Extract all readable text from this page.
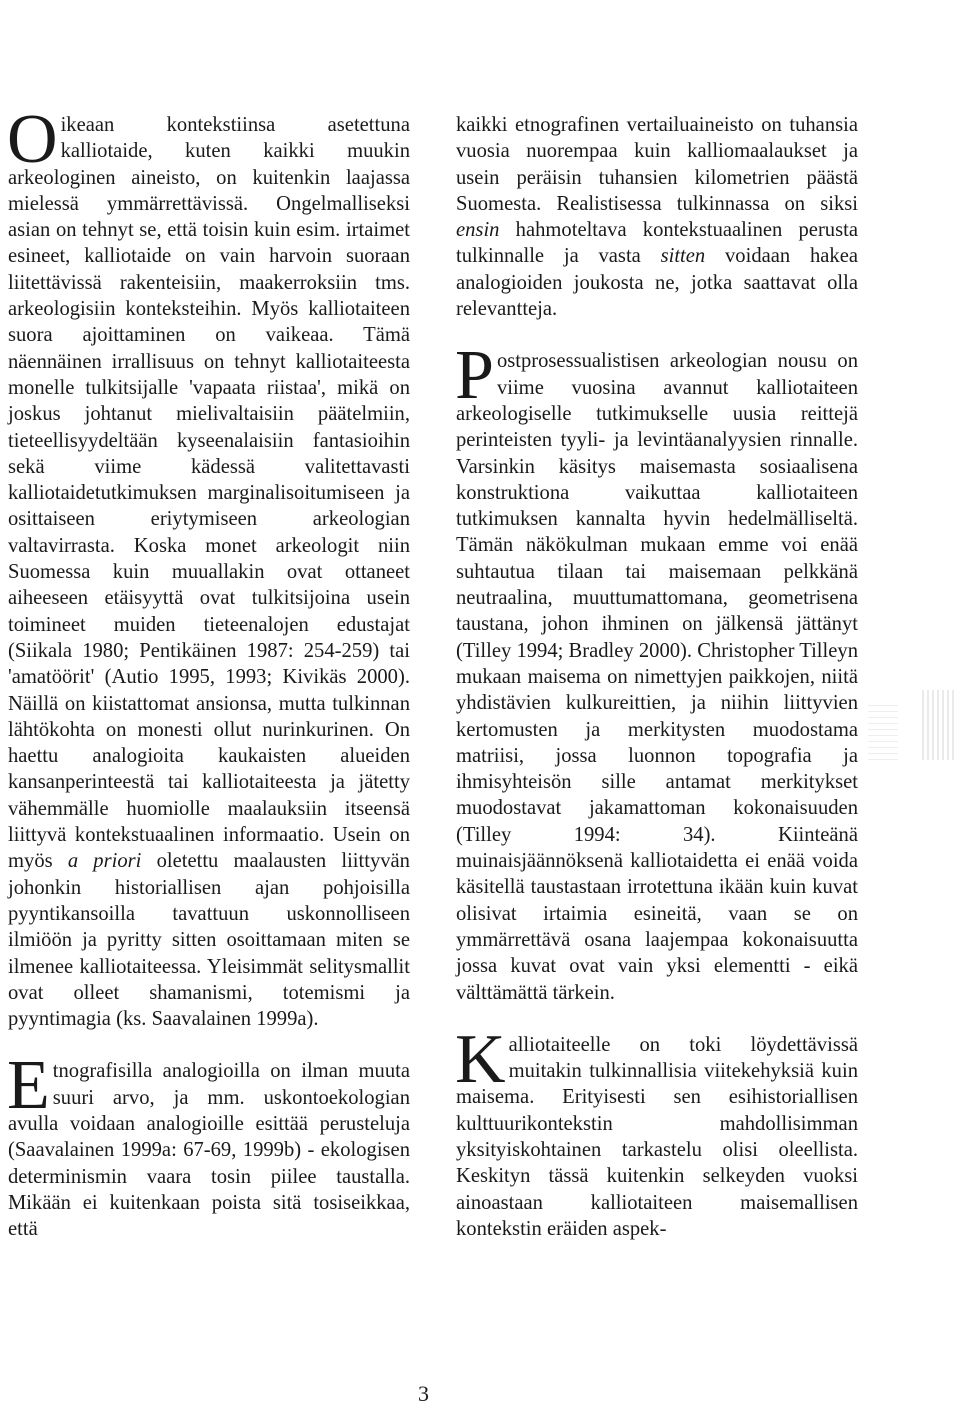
Oikeaan kontekstiinsa asetettuna kalliotaide, kuten kaikki muukin arkeologinen aineisto, on kuitenkin laajassa mielessä ymmärrettävissä. Ongelmalliseksi asian on tehnyt se, että toisin kuin esim. irtaimet esineet, kalliotaide on vain harvoin suoraan liitettävissä rakenteisiin, maakerroksiin tms. arkeologisiin konteksteihin. Myös kalliotaiteen suora ajoittaminen on vaikeaa. Tämä näennäinen irrallisuus on tehnyt kalliotaiteesta monelle tulkitsijalle 'vapaata riistaa', mikä on joskus johtanut mielivaltaisiin päätelmiin, tieteellisyydeltään kyseenalaisiin fantasioihin sekä viime kädessä valitettavasti kalliotaidetutkimuksen marginalisoitumiseen ja osittaiseen eriytymiseen arkeologian valtavirrasta. Koska monet arkeologit niin Suomessa kuin muuallakin ovat ottaneet aiheeseen etäisyyttä ovat tulkitsijoina usein toimineet muiden tieteenalojen edustajat (Siikala 1980; Pentikäinen 1987: 254-259) tai 'amatöörit' (Autio 1995, 1993; Kivikäs 2000). Näillä on kiistattomat ansionsa, mutta tulkinnan lähtökohta on monesti ollut nurinkurinen. On haettu analogioita kaukaisten alueiden kansanperinteestä tai kalliotaiteesta ja jätetty vähemmälle huomiolle maalauksiin itseensä liittyvä kontekstuaalinen informaatio. Usein on myös a priori oletettu maalausten liittyvän johonkin historiallisen ajan pohjoisilla pyyntikansoilla tavattuun uskonnolliseen ilmiöön ja pyritty sitten osoittamaan miten se ilmenee kalliotaiteessa. Yleisimmät selitysmallit ovat olleet shamanismi, totemismi ja pyyntimagia (ks. Saavalainen 1999a).

Etnografisilla analogioilla on ilman muuta suuri arvo, ja mm. uskontoekologian avulla voidaan analogioille esittää perusteluja (Saavalainen 1999a: 67-69, 1999b) - ekologisen determinismin vaara tosin piilee taustalla. Mikään ei kuitenkaan poista sitä tosiseikkaa, että

kaikki etnografinen vertailuaineisto on tuhansia vuosia nuorempaa kuin kalliomaalaukset ja usein peräisin tuhansien kilometrien päästä Suomesta. Realistisessa tulkinnassa on siksi ensin hahmoteltava kontekstuaalinen perusta tulkinnalle ja vasta sitten voidaan hakea analogioiden joukosta ne, jotka saattavat olla relevantteja.

Postprosessualistisen arkeologian nousu on viime vuosina avannut kalliotaiteen arkeologiselle tutkimukselle uusia reittejä perinteisten tyyli- ja levintäanalyysien rinnalle. Varsinkin käsitys maisemasta sosiaalisena konstruktiona vaikuttaa kalliotaiteen tutkimuksen kannalta hyvin hedelmälliseltä. Tämän näkökulman mukaan emme voi enää suhtautua tilaan tai maisemaan pelkkänä neutraalina, muuttumattomana, geometrisena taustana, johon ihminen on jälkensä jättänyt (Tilley 1994; Bradley 2000). Christopher Tilleyn mukaan maisema on nimettyjen paikkojen, niitä yhdistävien kulkureittien, ja niihin liittyvien kertomusten ja merkitysten muodostama matriisi, jossa luonnon topografia ja ihmisyhteisön sille antamat merkitykset muodostavat jakamattoman kokonaisuuden (Tilley 1994: 34). Kiinteänä muinaisjäännöksenä kalliotaidetta ei enää voida käsitellä taustastaan irrotettuna ikään kuin kuvat olisivat irtaimia esineitä, vaan se on ymmärrettävä osana laajempaa kokonaisuutta jossa kuvat ovat vain yksi elementti - eikä välttämättä tärkein.

Kalliotaiteelle on toki löydettävissä muitakin tulkinnallisia viitekehyksiä kuin maisema. Erityisesti sen esihistoriallisen kulttuurikontekstin mahdollisimman yksityiskohtainen tarkastelu olisi oleellista. Keskityn tässä kuitenkin selkeyden vuoksi ainoastaan kalliotaiteen maisemallisen kontekstin eräiden aspek-

3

※ ※ ※

EXERCISE: Look through the entries above; copy every line holding the string "maisema".

SOLUTION FOR THIS TASK:
Postprosessualistisen arkeologian nousu on viime vuosina avannut kalliotaiteen arkeologiselle tutkimukselle uusia reittejä perinteisten tyyli- ja levintäanalyysien rinnalle. Varsinkin käsitys maisemasta sosiaalisena konstruktiona vaikuttaa kalliotaiteen tutkimuksen kannalta hyvin hedelmälliseltä. Tämän näkökulman mukaan emme voi enää suhtautua tilaan tai maisemaan pelkkänä neutraalina, muuttumattomana, geometrisena taustana, johon ihminen on jälkensä jättänyt (Tilley 1994; Bradley 2000). Christopher Tilleyn mukaan maisema on nimettyjen paikkojen, niitä yhdistävien kulkureittien, ja niihin liittyvien kertomusten ja merkitysten muodostama matriisi, jossa luonnon topografia ja ihmisyhteisön sille antamat merkitykset muodostavat jakamattoman kokonaisuuden (Tilley 1994: 34). Kiinteänä muinaisjäännöksenä kalliotaidetta ei enää voida käsitellä taustastaan irrotettuna ikään kuin kuvat olisivat irtaimia esineitä, vaan se on ymmärrettävä osana laajempaa kokonaisuutta jossa kuvat ovat vain yksi elementti - eikä välttämättä tärkein.
Kalliotaiteelle on toki löydettävissä muitakin tulkinnallisia viitekehyksiä kuin maisema. Erityisesti sen esihistoriallisen kulttuurikontekstin mahdollisimman yksityiskohtainen tarkastelu olisi oleellista. Keskityn tässä kuitenkin selkeyden vuoksi ainoastaan kalliotaiteen maisemallisen kontekstin eräiden aspek-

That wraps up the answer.